6 out of 9 members of the Downtown Improvement District Advisory Committee were either directly picked by, owned businesses that were members of, or have business partners that work for, the Burlington Business Association.
A total of 66% of the committee members were directly influenced by the Burlington Business Association, and 89% were influenced by the BBA or by the Mayor, who seems to favor the BBA over other local political advocacy groups.
In an RFP written by the Burlington Business Association in 2017 for the new Downtown ‘Improvement’ District, I came across two parts that raise serious concerns about the entire process as we vote in a couple days to privatize our downtown and put it in he hands of a select wealthy few.
The DID Working Group includes representatives from key organizations leading the project for the City of Burlington. It includes a single representation from the following organizations: a.) Burlington Business Association, Kelly Devine b.) Church Street Marketplace BID, Ron Redmond c.) Community and Economic Development Office, City of Burlington, Gillian Nanton d.) Department of Public Works, Patrick Mulligan 2 This group meets regularly, up to weekly. This group will work closely with the selected contractor to provide input, direction and local leadership on the project. They will serve as the key point of contact for the contractor. Kelly Devine of the Burlington Business Association will be the key contact and will call on DID Working Group members to support this effort as needed and as their areas of expertise warrant.
+===+
Written request ▸
From the passage on Burlington's Downtown Improvement District, extract the portion starting with "6 out of 9 members" and going on through "Burlington Business Association.", copying it word for word.

[Layout dataset entries]
+===+
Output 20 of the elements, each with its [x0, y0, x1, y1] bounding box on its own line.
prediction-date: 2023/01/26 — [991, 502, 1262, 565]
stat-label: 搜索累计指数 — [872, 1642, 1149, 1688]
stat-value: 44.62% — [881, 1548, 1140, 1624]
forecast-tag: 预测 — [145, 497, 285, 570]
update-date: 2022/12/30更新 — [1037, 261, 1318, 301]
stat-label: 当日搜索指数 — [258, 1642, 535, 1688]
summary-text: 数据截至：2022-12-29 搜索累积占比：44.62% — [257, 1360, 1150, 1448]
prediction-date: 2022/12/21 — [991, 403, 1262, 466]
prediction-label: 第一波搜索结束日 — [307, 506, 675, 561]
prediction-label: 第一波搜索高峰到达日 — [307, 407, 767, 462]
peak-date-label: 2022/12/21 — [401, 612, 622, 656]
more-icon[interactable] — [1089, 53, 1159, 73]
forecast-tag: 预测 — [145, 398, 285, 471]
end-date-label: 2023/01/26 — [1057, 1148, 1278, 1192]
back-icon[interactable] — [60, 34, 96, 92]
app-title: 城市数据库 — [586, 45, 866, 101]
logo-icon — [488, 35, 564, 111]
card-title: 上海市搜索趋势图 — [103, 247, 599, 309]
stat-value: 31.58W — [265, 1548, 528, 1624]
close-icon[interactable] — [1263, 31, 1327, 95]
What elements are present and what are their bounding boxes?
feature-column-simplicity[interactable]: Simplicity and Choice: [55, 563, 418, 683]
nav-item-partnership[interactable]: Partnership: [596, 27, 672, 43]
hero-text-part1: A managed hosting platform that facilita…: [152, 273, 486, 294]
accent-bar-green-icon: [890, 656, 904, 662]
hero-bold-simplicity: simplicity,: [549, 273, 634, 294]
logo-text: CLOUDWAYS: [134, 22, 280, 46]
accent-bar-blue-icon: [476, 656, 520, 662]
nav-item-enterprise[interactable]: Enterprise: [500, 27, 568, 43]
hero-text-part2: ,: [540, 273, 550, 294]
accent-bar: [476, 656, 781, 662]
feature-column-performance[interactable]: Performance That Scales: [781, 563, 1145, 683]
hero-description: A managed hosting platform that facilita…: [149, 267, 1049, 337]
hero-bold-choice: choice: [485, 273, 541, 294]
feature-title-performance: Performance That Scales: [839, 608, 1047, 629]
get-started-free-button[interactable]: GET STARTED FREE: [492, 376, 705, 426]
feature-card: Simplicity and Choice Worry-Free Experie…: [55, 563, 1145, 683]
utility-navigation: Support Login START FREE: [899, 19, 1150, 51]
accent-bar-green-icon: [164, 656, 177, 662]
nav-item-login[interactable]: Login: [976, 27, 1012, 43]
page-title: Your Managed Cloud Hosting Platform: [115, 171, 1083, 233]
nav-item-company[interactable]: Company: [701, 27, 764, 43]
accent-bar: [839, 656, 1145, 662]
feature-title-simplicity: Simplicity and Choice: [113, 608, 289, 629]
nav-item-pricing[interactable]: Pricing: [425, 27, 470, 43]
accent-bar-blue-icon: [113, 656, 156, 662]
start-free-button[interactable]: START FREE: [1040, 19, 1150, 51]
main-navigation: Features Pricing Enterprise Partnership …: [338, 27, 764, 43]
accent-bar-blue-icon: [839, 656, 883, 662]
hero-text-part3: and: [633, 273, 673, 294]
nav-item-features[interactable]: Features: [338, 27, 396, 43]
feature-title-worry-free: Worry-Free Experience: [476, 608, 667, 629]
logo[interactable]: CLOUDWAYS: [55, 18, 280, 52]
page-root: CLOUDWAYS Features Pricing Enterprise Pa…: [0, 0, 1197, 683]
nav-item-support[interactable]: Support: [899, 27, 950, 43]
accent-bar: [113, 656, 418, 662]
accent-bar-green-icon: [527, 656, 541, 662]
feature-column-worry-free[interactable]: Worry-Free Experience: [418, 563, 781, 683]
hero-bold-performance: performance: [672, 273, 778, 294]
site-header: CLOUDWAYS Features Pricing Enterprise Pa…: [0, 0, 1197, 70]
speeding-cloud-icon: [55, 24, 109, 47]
+===+
Response ▸
6 out of 9 members of the Downtown Improvement District Advisory Committee were either directly picked by, owned businesses that were members of, or have business partners that work for, the Burlington Business Association.